PROBLEM STATEMENT:
Count how many lines hold the string "title", and give only that number.

STORED DATA:
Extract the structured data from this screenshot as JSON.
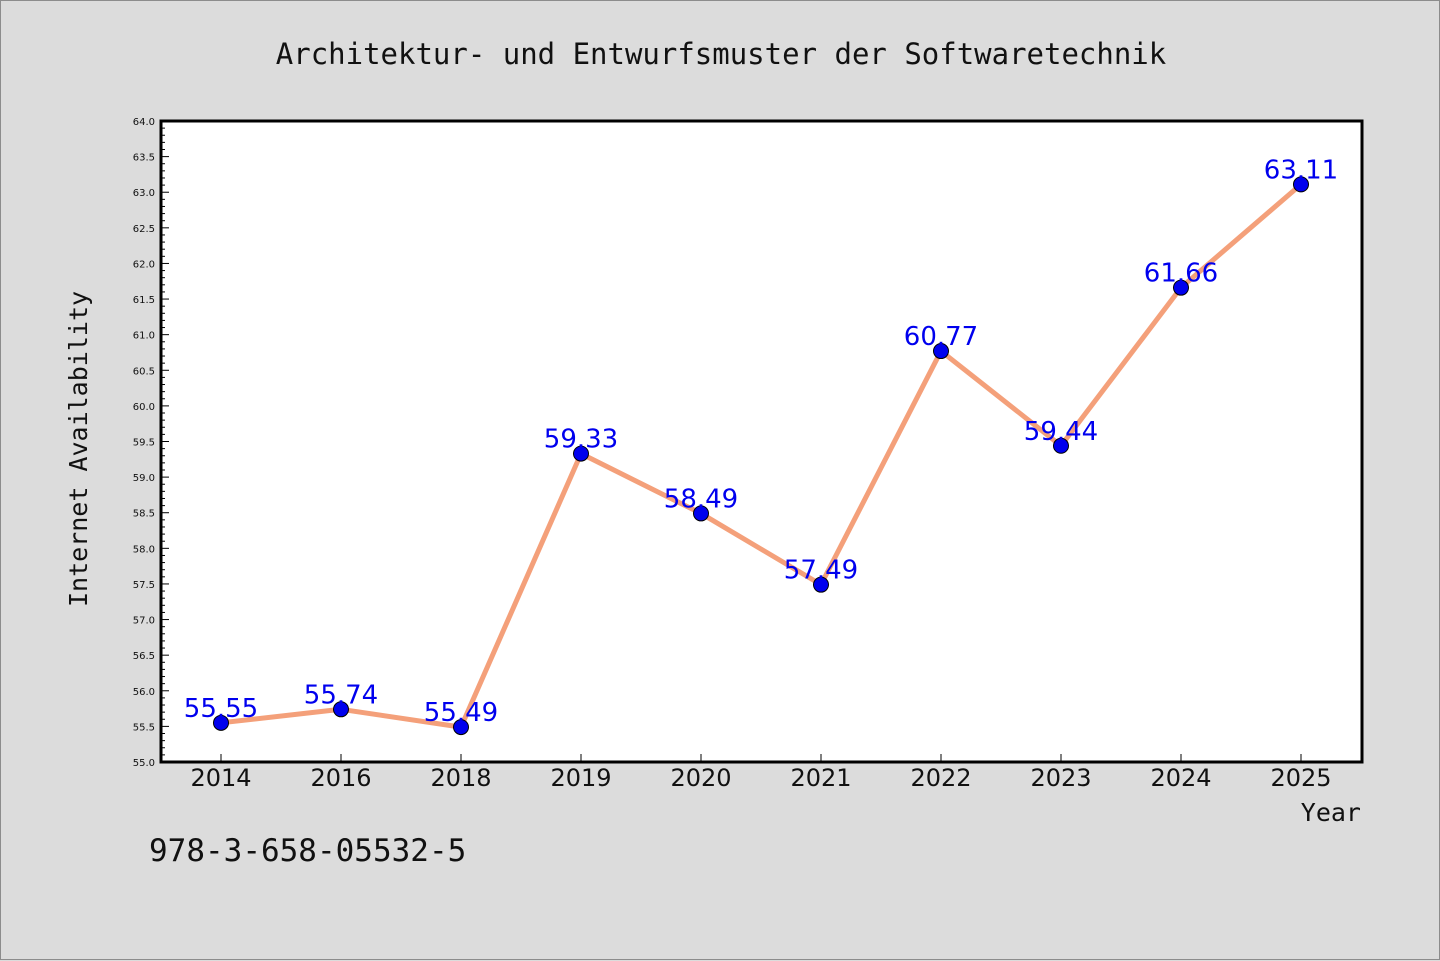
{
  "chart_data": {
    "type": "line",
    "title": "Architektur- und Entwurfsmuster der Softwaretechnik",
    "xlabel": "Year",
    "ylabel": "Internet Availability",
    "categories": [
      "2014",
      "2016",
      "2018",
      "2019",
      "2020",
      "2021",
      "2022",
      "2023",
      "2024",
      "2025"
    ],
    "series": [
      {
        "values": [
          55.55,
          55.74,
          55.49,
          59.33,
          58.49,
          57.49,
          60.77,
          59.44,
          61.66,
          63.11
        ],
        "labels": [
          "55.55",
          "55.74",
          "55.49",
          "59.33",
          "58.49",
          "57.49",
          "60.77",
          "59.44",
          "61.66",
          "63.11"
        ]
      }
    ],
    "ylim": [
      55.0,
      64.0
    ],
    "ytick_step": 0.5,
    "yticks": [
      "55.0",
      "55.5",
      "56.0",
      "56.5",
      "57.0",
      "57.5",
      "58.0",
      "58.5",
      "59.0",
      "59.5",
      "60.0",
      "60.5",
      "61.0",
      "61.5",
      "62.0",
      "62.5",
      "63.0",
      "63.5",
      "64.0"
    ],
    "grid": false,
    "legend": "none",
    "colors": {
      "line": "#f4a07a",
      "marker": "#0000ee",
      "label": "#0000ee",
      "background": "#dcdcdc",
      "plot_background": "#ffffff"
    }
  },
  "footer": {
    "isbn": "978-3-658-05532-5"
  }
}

...

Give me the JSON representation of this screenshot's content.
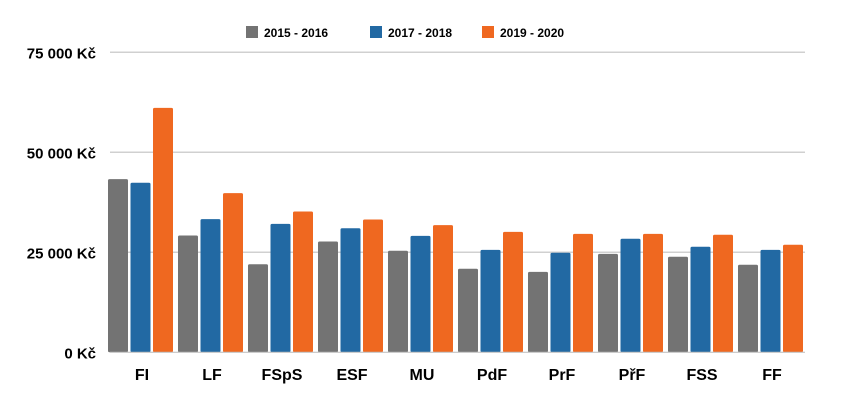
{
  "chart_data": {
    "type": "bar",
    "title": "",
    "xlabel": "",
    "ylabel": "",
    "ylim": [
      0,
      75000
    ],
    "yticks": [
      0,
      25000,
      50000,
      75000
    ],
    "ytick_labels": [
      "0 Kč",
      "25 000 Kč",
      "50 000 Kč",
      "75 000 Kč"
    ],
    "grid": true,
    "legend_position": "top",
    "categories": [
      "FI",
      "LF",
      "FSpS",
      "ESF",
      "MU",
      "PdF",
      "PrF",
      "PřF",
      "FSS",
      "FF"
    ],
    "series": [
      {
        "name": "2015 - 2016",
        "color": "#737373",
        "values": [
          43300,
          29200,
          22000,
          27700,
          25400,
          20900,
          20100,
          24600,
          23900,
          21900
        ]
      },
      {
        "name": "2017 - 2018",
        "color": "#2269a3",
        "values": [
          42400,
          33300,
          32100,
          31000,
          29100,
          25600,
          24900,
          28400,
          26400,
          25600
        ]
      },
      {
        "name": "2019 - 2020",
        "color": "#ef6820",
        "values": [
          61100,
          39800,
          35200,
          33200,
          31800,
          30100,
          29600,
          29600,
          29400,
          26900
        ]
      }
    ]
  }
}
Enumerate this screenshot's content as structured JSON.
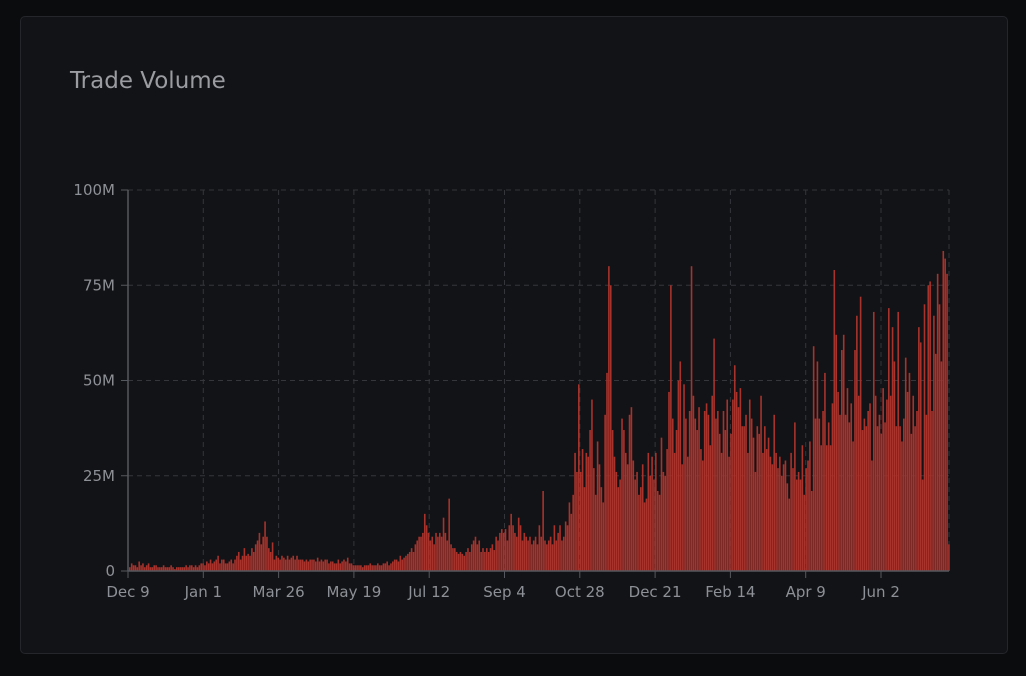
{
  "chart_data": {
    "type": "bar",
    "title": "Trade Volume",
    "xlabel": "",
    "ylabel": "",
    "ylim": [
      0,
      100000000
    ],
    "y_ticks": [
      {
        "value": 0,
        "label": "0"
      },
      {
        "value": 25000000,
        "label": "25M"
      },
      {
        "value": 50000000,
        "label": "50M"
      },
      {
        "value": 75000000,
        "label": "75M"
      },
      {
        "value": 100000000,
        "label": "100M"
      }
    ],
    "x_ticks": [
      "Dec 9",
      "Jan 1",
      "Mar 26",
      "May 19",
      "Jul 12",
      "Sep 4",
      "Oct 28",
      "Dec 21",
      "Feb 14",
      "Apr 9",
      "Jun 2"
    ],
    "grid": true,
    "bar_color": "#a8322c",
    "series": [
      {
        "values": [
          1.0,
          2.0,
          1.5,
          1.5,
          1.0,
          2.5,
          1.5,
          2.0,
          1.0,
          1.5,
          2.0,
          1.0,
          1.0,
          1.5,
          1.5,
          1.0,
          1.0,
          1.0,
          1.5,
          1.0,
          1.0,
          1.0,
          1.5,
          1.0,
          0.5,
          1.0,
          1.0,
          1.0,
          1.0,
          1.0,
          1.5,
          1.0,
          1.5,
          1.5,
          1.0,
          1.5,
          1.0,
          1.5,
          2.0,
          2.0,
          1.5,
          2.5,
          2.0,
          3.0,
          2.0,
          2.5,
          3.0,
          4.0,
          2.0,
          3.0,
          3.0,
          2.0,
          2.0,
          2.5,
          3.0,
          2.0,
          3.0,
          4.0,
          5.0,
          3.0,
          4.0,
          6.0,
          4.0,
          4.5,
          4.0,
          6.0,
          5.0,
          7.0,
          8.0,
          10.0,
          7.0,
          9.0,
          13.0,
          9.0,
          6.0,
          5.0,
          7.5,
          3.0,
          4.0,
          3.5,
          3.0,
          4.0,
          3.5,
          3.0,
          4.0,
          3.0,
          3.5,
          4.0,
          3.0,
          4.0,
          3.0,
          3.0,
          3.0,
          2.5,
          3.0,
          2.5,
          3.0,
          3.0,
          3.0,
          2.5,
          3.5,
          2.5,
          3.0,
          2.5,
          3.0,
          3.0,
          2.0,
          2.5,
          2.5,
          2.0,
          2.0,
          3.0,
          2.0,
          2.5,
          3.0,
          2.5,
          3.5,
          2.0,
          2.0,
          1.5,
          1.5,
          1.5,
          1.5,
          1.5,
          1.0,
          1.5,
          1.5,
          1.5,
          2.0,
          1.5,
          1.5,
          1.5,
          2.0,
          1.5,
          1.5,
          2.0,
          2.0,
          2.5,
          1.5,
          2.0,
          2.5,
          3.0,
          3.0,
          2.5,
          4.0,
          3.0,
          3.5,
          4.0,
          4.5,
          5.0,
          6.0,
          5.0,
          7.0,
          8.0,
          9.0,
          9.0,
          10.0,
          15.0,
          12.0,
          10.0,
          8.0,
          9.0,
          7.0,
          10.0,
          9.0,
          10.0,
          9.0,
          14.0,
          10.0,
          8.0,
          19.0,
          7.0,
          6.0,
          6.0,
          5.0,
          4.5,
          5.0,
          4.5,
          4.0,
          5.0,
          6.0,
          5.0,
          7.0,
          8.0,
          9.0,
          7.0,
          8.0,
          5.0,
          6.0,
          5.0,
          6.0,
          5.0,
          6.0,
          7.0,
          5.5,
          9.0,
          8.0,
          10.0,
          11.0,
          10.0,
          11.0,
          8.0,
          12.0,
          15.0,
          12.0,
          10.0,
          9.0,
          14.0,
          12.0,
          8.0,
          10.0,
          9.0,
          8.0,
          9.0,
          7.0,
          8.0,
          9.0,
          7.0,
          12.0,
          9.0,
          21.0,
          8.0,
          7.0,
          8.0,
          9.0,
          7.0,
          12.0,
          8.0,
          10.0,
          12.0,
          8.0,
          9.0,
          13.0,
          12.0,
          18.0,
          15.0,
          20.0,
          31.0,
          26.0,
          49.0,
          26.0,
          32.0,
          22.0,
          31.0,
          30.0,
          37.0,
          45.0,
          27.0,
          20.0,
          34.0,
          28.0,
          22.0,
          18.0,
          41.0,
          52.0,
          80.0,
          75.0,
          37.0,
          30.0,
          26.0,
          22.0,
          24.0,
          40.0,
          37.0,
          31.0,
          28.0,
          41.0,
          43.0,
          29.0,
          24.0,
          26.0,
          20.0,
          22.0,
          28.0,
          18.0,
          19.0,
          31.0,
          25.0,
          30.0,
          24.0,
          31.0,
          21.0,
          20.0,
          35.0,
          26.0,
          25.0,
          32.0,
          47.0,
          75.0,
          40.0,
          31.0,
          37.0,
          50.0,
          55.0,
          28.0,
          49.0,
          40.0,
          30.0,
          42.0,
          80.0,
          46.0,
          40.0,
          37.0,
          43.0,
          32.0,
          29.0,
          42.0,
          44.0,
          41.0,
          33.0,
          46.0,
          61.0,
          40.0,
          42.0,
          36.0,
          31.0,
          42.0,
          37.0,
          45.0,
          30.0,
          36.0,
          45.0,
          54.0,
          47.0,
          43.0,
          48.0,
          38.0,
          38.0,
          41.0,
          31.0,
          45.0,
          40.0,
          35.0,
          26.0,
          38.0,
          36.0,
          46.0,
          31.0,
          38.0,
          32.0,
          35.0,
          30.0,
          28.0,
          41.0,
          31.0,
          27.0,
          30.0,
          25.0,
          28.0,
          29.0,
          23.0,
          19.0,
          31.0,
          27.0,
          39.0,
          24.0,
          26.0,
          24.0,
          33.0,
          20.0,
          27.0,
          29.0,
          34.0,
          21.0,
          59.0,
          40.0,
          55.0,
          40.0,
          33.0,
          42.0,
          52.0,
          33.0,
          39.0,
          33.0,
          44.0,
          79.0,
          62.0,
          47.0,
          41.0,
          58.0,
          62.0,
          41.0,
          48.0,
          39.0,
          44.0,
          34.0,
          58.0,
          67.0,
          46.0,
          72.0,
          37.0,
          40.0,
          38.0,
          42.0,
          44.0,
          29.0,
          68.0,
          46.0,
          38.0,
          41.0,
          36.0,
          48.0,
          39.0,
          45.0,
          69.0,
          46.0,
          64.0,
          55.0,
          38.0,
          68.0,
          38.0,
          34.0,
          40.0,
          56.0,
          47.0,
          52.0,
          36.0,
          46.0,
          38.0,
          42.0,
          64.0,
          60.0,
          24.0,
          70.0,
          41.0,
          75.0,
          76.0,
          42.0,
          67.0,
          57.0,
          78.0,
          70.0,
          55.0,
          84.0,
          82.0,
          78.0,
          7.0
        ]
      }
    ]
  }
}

WRITTEN RESPONSE:
3